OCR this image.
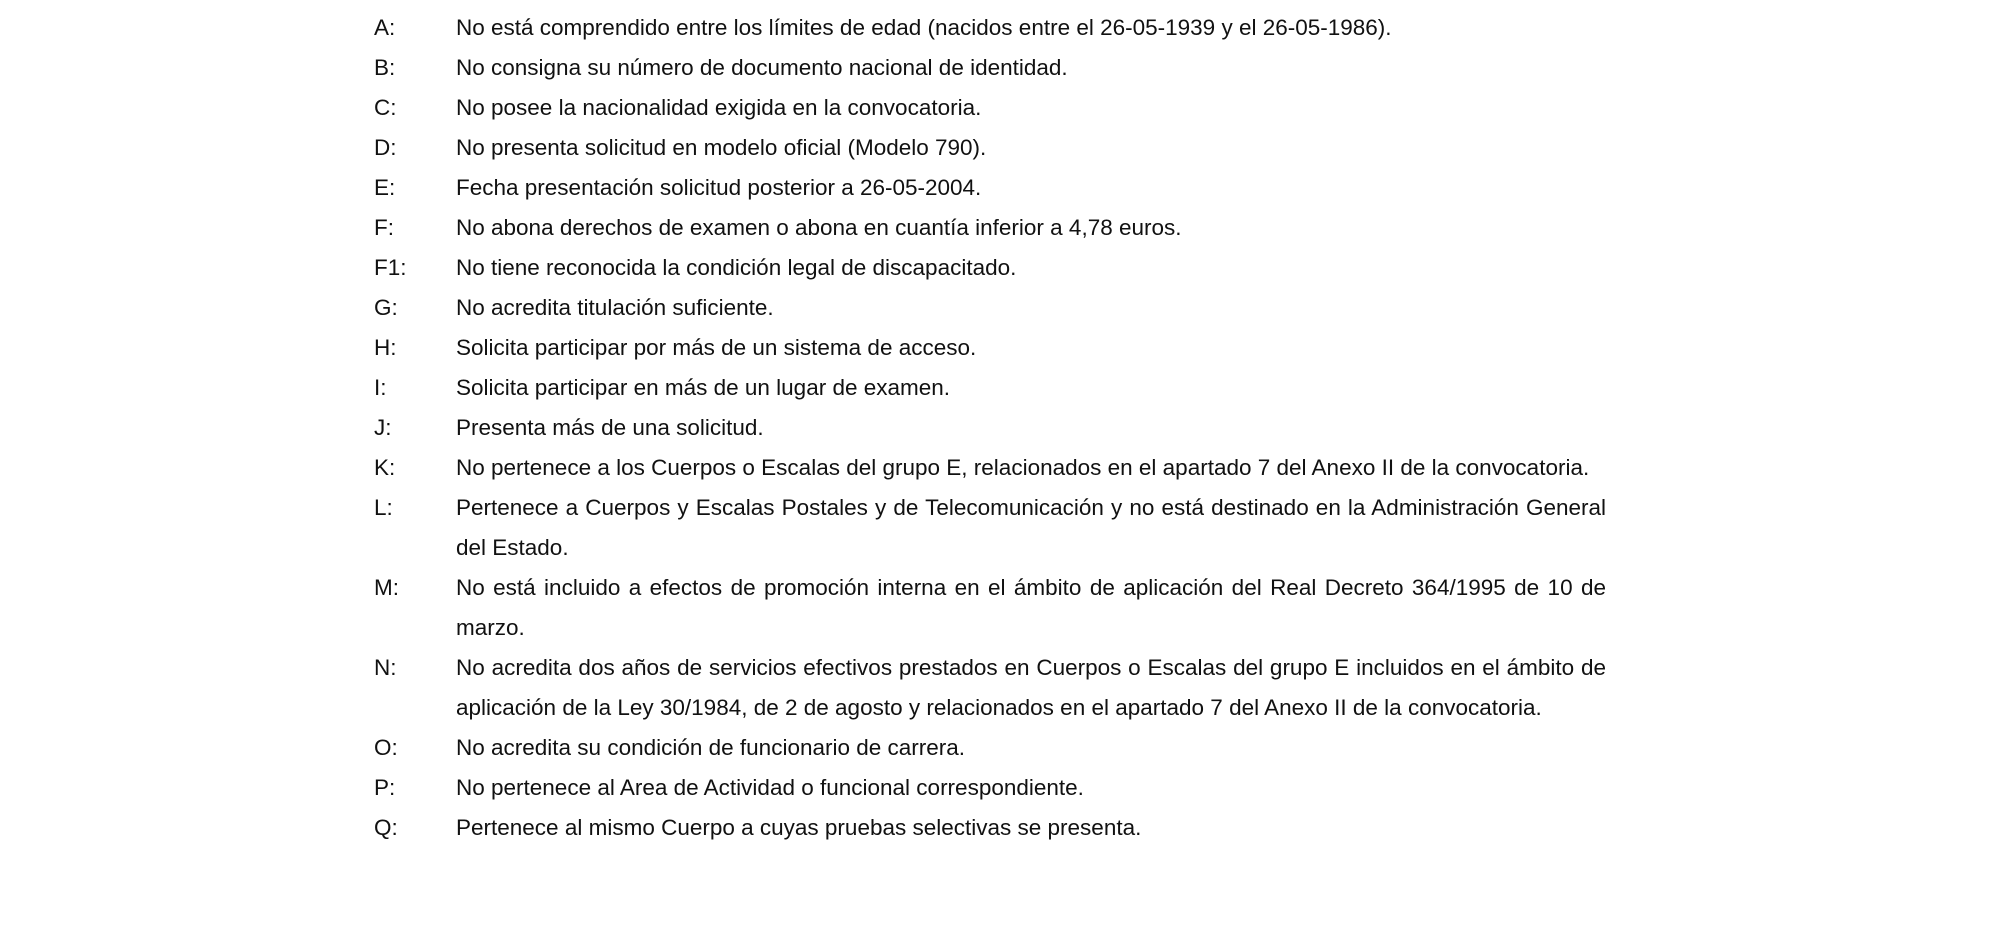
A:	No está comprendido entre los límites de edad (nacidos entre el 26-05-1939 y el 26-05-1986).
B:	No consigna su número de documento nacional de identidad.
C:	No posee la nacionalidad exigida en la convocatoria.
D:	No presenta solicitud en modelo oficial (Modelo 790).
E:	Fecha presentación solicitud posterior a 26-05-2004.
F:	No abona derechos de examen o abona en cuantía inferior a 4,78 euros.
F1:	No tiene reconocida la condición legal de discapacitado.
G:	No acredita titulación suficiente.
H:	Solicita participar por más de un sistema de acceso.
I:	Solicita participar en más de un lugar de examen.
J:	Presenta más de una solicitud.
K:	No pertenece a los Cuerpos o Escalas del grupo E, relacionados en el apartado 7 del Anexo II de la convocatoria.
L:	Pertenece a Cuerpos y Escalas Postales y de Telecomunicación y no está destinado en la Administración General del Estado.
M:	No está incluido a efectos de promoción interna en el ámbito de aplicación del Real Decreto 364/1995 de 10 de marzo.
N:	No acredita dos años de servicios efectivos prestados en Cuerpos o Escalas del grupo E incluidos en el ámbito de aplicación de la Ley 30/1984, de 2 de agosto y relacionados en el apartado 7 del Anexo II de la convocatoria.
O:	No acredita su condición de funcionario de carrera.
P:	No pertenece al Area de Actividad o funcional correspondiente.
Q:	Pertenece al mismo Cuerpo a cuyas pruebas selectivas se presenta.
◆ ◆ ◆ ◆
Task directions - Take the records above and transcribe them exactly, dropping every picture.

The completed task -
OCR this image.
A:	No está comprendido entre los límites de edad (nacidos entre el 26-05-1939 y el 26-05-1986).
B:	No consigna su número de documento nacional de identidad.
C:	No posee la nacionalidad exigida en la convocatoria.
D:	No presenta solicitud en modelo oficial (Modelo 790).
E:	Fecha presentación solicitud posterior a 26-05-2004.
F:	No abona derechos de examen o abona en cuantía inferior a 4,78 euros.
F1:	No tiene reconocida la condición legal de discapacitado.
G:	No acredita titulación suficiente.
H:	Solicita participar por más de un sistema de acceso.
I:	Solicita participar en más de un lugar de examen.
J:	Presenta más de una solicitud.
K:	No pertenece a los Cuerpos o Escalas del grupo E, relacionados en el apartado 7 del Anexo II de la convocatoria.
L:	Pertenece a Cuerpos y Escalas Postales y de Telecomunicación y no está destinado en la Administración General del Estado.
M:	No está incluido a efectos de promoción interna en el ámbito de aplicación del Real Decreto 364/1995 de 10 de marzo.
N:	No acredita dos años de servicios efectivos prestados en Cuerpos o Escalas del grupo E incluidos en el ámbito de aplicación de la Ley 30/1984, de 2 de agosto y relacionados en el apartado 7 del Anexo II de la convocatoria.
O:	No acredita su condición de funcionario de carrera.
P:	No pertenece al Area de Actividad o funcional correspondiente.
Q:	Pertenece al mismo Cuerpo a cuyas pruebas selectivas se presenta.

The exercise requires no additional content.